# STORED ROWS start

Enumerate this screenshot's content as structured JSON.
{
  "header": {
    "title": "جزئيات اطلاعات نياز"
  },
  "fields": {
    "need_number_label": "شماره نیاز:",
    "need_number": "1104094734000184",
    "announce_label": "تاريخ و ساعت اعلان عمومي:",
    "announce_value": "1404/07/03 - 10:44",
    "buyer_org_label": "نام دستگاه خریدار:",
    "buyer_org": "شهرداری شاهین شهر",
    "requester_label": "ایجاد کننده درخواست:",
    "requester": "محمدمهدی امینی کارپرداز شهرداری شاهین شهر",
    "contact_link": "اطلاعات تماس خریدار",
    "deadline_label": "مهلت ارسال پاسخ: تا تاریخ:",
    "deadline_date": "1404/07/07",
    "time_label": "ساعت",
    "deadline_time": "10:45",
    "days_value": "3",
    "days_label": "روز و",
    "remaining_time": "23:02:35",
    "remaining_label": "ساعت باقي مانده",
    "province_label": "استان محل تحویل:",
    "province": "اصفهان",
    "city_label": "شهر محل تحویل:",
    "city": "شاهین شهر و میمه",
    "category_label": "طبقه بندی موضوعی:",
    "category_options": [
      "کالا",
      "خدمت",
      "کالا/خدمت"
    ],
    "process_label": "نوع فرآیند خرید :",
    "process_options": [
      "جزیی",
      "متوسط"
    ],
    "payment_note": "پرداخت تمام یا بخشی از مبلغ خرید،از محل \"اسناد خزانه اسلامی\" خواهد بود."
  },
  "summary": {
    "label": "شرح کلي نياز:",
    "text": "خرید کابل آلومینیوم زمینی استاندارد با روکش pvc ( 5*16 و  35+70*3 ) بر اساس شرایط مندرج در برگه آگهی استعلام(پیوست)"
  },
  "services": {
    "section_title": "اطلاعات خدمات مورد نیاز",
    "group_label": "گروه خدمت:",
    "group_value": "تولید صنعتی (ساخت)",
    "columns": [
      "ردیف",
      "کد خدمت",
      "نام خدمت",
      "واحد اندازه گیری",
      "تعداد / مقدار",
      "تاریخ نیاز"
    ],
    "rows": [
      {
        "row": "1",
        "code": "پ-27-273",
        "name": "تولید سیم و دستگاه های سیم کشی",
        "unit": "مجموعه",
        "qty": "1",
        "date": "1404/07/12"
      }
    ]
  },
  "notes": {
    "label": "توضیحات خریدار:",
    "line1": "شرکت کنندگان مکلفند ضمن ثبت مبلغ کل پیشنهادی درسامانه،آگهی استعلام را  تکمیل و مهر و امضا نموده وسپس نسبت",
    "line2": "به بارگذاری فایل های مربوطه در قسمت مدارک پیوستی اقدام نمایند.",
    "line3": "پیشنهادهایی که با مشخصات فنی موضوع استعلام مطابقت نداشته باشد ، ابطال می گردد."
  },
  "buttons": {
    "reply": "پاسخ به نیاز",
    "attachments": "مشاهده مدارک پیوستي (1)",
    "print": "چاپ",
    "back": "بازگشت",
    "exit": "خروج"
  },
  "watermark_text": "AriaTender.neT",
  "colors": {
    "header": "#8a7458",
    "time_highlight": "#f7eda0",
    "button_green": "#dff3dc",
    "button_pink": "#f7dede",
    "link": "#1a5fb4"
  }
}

# STORED ROWS end

> [GIVEN EXERCISE]: Tally the lines above that contain the word "ساعت", and reply with only the number.

> [RESULT OF THIS TASK]: 3